*The exercise:* Copy, from the entries below, each line where the word "JSON" can be found.

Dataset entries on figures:
----------------------------------------
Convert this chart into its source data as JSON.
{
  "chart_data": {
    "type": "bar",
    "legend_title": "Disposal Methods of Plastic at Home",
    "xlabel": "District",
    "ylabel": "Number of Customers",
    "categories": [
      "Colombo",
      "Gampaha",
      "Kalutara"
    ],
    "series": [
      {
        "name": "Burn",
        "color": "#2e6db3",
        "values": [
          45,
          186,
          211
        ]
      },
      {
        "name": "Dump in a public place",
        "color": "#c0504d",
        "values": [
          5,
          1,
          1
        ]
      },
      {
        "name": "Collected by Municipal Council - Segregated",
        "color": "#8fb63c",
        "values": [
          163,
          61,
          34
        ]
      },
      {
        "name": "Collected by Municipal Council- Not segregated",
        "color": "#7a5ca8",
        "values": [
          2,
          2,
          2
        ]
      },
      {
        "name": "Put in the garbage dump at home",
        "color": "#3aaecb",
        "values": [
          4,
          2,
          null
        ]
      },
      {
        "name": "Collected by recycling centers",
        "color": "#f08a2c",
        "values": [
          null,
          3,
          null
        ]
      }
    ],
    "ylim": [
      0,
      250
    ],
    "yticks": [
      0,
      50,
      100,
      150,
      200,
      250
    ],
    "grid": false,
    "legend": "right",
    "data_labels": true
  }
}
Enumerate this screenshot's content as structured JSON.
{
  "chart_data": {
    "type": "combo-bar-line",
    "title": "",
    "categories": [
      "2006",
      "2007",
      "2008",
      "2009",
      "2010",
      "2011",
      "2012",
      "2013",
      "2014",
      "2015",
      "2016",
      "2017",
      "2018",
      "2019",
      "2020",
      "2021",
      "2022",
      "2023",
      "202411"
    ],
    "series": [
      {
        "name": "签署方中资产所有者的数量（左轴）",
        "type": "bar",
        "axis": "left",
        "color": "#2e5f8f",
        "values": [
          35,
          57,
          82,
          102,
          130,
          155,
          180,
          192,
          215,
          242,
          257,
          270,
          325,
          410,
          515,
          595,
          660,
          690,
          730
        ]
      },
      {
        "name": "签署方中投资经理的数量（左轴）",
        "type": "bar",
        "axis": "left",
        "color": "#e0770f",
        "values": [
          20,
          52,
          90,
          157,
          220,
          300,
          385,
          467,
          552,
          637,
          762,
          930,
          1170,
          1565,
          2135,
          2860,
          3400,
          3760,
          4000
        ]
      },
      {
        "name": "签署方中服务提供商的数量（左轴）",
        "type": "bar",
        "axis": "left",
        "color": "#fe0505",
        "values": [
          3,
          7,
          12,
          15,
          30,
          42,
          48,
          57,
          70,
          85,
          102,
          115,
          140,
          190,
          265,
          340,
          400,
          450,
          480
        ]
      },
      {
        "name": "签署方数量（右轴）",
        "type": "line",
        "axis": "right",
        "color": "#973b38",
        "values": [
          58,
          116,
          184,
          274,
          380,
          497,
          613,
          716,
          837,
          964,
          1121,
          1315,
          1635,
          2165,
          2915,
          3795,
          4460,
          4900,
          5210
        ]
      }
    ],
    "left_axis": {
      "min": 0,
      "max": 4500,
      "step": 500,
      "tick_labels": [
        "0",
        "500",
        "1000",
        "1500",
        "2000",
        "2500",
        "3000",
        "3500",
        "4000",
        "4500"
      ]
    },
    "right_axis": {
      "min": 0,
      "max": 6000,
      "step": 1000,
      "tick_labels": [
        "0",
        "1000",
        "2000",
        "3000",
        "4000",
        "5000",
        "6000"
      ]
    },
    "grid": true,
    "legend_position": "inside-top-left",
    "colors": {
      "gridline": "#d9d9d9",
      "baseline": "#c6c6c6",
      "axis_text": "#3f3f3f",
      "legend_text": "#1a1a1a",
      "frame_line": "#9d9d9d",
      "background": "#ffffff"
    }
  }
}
----------------------------------------
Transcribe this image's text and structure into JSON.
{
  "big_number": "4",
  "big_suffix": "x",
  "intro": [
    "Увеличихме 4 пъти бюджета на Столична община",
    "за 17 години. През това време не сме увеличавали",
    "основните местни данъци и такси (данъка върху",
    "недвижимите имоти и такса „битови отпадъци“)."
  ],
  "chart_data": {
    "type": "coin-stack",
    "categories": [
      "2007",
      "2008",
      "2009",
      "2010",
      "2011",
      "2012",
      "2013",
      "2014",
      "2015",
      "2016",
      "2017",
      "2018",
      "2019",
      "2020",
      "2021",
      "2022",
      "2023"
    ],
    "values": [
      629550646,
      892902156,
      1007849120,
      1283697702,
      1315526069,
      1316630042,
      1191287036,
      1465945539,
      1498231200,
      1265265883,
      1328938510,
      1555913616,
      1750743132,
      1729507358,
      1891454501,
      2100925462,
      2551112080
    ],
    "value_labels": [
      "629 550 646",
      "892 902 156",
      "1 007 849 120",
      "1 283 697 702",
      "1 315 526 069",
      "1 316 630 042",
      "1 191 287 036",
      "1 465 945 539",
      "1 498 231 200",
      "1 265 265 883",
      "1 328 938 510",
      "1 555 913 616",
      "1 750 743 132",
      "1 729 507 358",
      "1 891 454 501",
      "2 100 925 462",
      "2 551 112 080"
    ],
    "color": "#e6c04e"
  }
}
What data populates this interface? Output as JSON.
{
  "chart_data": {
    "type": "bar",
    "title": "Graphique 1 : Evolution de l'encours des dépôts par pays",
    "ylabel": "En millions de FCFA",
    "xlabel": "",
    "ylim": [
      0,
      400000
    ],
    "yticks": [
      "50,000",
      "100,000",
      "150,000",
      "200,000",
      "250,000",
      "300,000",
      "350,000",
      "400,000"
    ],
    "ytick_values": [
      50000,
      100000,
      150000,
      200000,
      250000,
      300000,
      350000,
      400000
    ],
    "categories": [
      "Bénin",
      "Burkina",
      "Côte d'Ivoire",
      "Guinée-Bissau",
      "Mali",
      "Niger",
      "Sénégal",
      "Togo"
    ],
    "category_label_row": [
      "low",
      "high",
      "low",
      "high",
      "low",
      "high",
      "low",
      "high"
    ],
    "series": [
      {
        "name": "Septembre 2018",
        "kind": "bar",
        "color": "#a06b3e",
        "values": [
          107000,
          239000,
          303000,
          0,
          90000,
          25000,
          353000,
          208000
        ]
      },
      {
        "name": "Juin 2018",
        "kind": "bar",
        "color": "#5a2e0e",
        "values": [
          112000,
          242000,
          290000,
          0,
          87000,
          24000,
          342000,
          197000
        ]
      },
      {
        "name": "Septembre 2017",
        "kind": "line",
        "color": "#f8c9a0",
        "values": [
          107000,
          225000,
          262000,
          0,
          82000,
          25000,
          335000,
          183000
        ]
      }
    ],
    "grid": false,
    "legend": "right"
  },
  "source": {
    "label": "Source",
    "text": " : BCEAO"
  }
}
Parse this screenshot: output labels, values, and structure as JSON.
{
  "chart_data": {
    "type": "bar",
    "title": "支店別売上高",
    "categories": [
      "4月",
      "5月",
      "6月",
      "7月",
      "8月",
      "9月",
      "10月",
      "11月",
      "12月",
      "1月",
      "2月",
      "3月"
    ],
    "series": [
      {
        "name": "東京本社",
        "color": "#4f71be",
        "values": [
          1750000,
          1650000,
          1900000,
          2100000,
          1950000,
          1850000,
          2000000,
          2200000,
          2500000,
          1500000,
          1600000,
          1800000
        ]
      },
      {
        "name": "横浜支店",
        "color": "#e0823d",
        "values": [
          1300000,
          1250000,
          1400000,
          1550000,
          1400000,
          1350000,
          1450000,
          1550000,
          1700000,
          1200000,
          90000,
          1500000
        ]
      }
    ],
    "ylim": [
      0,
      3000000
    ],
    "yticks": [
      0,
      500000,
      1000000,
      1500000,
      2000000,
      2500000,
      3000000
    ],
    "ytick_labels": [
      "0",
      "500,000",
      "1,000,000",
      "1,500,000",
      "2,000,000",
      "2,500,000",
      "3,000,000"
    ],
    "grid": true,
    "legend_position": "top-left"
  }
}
----------------------------------------
*Solution to the problem:*
Convert this chart into its source data as JSON.
Enumerate this screenshot's content as structured JSON.
Transcribe this image's text and structure into JSON.
What data populates this interface? Output as JSON.
Parse this screenshot: output labels, values, and structure as JSON.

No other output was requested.